Objective:
Give the number of lines in the entries that contain "được". State only the count.

Items listed in a dataset
######

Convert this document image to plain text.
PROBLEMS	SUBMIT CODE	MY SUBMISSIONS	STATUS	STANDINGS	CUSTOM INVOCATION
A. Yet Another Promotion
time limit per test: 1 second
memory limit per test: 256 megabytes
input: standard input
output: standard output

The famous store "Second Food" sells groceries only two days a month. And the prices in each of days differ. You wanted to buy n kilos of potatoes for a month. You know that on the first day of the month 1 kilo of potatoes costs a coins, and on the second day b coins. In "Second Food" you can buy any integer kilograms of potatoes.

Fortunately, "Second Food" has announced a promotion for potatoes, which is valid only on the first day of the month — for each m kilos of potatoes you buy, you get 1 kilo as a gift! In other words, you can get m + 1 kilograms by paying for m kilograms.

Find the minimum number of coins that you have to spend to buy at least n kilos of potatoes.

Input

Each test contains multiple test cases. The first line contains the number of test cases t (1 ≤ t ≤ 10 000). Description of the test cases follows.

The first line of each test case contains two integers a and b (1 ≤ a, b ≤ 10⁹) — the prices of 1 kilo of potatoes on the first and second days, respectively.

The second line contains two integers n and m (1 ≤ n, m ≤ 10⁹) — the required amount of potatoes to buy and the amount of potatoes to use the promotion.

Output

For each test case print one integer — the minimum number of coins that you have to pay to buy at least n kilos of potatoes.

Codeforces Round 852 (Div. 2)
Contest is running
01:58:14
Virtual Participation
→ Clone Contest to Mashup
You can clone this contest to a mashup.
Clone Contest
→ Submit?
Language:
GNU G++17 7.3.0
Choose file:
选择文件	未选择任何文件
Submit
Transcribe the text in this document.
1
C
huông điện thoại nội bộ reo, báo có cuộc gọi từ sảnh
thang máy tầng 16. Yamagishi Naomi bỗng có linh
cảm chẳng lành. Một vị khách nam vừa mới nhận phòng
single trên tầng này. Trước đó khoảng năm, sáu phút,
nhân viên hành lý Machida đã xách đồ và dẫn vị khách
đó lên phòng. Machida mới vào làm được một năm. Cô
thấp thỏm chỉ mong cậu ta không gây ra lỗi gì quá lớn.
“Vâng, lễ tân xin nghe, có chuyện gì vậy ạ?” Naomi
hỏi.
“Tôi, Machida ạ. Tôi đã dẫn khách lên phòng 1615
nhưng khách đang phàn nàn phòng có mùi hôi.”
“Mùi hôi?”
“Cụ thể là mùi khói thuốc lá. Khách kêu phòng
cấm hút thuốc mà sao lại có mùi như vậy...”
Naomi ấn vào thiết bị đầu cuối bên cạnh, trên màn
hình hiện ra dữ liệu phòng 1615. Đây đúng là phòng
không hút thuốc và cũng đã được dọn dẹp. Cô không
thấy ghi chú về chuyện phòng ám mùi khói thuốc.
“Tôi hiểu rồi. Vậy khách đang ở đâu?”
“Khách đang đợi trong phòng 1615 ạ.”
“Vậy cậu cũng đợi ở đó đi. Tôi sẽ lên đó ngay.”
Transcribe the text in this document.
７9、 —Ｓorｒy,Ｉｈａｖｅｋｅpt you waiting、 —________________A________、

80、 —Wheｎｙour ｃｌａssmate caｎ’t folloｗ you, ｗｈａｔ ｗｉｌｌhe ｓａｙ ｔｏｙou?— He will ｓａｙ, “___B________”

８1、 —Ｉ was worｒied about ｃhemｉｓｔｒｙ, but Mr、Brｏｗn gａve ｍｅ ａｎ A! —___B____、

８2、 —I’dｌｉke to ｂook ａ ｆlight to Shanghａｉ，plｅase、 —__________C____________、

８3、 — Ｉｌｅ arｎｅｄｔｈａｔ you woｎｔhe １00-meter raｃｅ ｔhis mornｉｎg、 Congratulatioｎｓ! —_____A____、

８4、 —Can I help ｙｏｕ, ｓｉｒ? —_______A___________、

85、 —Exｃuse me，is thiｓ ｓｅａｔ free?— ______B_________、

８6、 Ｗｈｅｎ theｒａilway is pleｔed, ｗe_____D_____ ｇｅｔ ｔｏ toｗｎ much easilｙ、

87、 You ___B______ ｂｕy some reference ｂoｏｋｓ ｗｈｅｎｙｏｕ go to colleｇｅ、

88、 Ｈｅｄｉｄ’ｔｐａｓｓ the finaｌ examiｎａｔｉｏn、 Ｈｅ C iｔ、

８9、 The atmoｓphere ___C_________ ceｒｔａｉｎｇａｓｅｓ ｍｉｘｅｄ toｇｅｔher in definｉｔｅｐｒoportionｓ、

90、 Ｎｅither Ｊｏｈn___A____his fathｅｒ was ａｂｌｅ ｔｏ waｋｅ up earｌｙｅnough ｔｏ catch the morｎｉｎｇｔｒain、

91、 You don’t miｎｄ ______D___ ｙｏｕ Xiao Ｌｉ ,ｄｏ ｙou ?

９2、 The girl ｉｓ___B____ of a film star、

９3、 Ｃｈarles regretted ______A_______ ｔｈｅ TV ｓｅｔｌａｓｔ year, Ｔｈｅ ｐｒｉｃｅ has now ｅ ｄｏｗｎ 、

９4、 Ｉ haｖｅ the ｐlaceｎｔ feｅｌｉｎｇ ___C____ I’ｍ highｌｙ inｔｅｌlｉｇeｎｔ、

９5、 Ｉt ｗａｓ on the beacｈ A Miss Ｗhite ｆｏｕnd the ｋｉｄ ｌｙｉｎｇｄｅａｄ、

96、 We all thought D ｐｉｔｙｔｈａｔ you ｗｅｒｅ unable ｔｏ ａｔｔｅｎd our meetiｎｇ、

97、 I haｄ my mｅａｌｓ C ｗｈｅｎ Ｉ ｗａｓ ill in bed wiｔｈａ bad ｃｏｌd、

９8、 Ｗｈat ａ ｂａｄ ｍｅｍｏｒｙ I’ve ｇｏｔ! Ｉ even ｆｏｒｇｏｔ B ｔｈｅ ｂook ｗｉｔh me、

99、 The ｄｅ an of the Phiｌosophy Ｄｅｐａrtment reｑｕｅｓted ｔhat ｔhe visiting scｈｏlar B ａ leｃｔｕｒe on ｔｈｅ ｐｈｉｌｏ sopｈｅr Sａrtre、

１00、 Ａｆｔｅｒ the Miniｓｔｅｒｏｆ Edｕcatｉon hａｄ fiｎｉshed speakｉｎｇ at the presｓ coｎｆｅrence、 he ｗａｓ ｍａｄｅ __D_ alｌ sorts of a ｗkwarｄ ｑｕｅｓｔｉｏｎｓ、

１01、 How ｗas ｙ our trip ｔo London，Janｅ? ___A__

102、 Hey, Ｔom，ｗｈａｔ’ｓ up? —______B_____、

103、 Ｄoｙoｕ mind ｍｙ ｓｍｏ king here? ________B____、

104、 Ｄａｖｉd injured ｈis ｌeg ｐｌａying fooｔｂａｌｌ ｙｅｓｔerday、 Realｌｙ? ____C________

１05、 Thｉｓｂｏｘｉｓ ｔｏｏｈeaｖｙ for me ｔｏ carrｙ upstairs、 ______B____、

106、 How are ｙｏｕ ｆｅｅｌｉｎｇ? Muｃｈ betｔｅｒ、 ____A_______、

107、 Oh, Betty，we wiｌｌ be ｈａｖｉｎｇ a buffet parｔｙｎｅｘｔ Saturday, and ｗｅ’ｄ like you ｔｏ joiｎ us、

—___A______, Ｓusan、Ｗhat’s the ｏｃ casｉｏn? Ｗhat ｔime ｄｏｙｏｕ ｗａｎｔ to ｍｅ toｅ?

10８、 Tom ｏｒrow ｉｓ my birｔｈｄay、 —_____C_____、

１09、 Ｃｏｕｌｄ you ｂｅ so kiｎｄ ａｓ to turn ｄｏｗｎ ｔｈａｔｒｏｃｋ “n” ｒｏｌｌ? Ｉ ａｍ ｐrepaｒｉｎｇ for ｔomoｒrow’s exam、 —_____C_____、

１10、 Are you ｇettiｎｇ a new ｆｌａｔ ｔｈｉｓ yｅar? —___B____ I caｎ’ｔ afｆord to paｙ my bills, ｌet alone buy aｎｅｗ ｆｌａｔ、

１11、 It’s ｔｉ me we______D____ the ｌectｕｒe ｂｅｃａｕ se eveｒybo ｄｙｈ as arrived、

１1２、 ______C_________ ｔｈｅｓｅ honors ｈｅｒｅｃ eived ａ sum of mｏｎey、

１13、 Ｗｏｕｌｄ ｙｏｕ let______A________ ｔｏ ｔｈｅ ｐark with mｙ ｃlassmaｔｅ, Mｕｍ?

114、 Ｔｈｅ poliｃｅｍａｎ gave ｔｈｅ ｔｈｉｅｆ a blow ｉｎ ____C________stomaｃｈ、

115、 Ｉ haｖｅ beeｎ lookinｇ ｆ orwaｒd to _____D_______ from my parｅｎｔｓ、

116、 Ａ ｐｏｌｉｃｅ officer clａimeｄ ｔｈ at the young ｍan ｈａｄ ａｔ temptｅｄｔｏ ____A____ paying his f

######

Finished task:
2